** Begin **
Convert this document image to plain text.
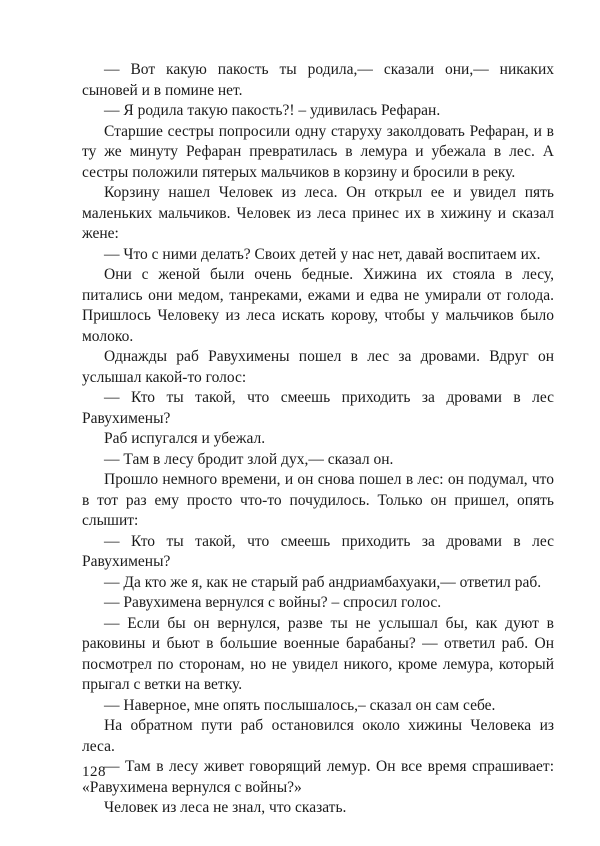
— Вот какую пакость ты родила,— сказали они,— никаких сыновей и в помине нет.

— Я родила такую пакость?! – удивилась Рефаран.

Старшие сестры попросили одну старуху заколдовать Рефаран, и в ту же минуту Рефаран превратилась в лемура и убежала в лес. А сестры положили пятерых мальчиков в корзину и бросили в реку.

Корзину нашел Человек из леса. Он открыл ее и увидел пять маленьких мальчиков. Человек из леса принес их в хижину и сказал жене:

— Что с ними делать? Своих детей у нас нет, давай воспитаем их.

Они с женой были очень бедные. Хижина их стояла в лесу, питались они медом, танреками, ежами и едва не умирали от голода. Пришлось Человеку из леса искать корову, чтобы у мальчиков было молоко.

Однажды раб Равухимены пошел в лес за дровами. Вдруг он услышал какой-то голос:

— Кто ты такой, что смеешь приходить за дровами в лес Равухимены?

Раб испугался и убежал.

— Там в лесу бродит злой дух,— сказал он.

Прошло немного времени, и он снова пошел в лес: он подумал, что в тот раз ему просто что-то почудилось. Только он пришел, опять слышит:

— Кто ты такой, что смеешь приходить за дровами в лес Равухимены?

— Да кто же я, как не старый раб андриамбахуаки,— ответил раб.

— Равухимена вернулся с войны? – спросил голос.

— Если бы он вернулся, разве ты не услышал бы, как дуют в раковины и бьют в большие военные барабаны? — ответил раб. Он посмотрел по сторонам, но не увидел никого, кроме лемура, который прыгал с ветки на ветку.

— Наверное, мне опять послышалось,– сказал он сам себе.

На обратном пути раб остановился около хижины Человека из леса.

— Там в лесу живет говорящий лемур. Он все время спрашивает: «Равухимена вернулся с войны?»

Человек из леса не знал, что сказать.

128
** End **
Description of the task: Show every line from the entries above in which "пошел" appears.

Reply to the exercise:
Однажды раб Равухимены пошел в лес за дровами. Вдруг он услышал какой-то голос:
Прошло немного времени, и он снова пошел в лес: он подумал, что в тот раз ему просто что-то почудилось. Только он пришел, опять слышит:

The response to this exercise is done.